*WHAT IS REQUIRED*
The records below must be copied in full; omit the images.

● ● ●

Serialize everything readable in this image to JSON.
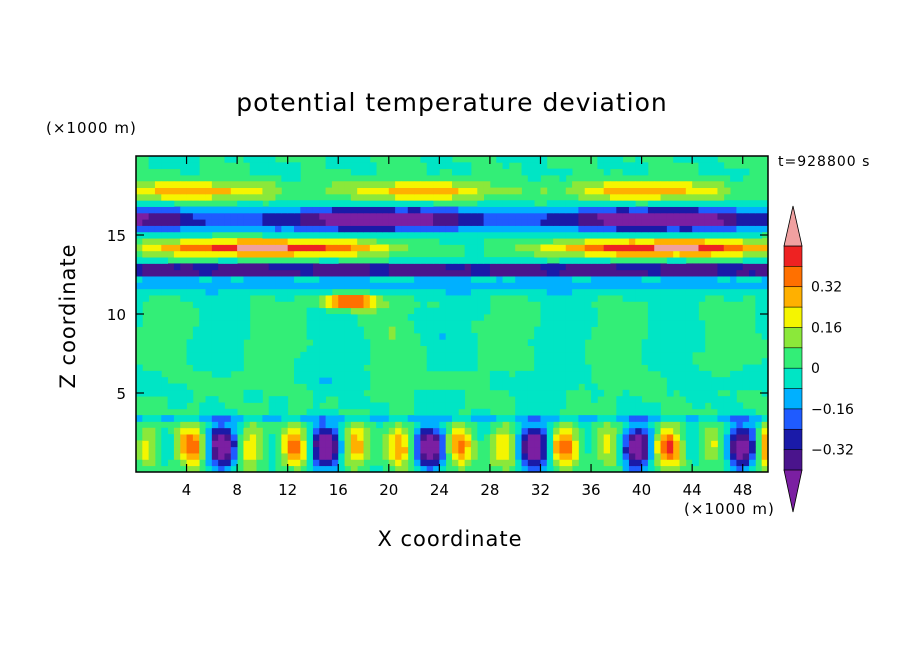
{
  "chart_data": {
    "type": "heatmap",
    "title": "potential temperature deviation",
    "xlabel": "X coordinate",
    "ylabel": "Z coordinate",
    "x_unit": "(×1000 m)",
    "y_unit": "(×1000 m)",
    "time_label": "t=928800 s",
    "xlim": [
      0,
      50
    ],
    "ylim": [
      0,
      20
    ],
    "x_ticks": [
      4,
      8,
      12,
      16,
      20,
      24,
      28,
      32,
      36,
      40,
      44,
      48
    ],
    "y_ticks": [
      5,
      10,
      15
    ],
    "colorbar": {
      "levels": [
        -0.48,
        -0.4,
        -0.32,
        -0.24,
        -0.16,
        -0.08,
        0,
        0.08,
        0.16,
        0.24,
        0.32,
        0.4,
        0.48
      ],
      "colors": [
        "#7b1fa2",
        "#4a148c",
        "#1a1aa8",
        "#1f5bff",
        "#00b0ff",
        "#00e5c5",
        "#33ee77",
        "#8be83a",
        "#f5f500",
        "#ffb000",
        "#ff7000",
        "#ee2222",
        "#f0a0a0"
      ],
      "labels": [
        "−0.32",
        "−0.16",
        "0",
        "0.16",
        "0.32"
      ],
      "label_values": [
        -0.32,
        -0.16,
        0,
        0.16,
        0.32
      ]
    }
  }
}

● ● ●

*OUTPUT FOR THIS EXERCISE*
Serialize everything readable in this image to JSON.
{
  "chart_data": {
    "type": "heatmap",
    "title": "potential temperature deviation",
    "xlabel": "X coordinate",
    "ylabel": "Z coordinate",
    "x_unit": "(×1000 m)",
    "y_unit": "(×1000 m)",
    "time_label": "t=928800 s",
    "xlim": [
      0,
      50
    ],
    "ylim": [
      0,
      20
    ],
    "x_ticks": [
      4,
      8,
      12,
      16,
      20,
      24,
      28,
      32,
      36,
      40,
      44,
      48
    ],
    "y_ticks": [
      5,
      10,
      15
    ],
    "colorbar": {
      "levels": [
        -0.48,
        -0.4,
        -0.32,
        -0.24,
        -0.16,
        -0.08,
        0,
        0.08,
        0.16,
        0.24,
        0.32,
        0.4,
        0.48
      ],
      "colors": [
        "#7b1fa2",
        "#4a148c",
        "#1a1aa8",
        "#1f5bff",
        "#00b0ff",
        "#00e5c5",
        "#33ee77",
        "#8be83a",
        "#f5f500",
        "#ffb000",
        "#ff7000",
        "#ee2222",
        "#f0a0a0"
      ],
      "labels": [
        "−0.32",
        "−0.16",
        "0",
        "0.16",
        "0.32"
      ],
      "label_values": [
        -0.32,
        -0.16,
        0,
        0.16,
        0.32
      ]
    }
  }
}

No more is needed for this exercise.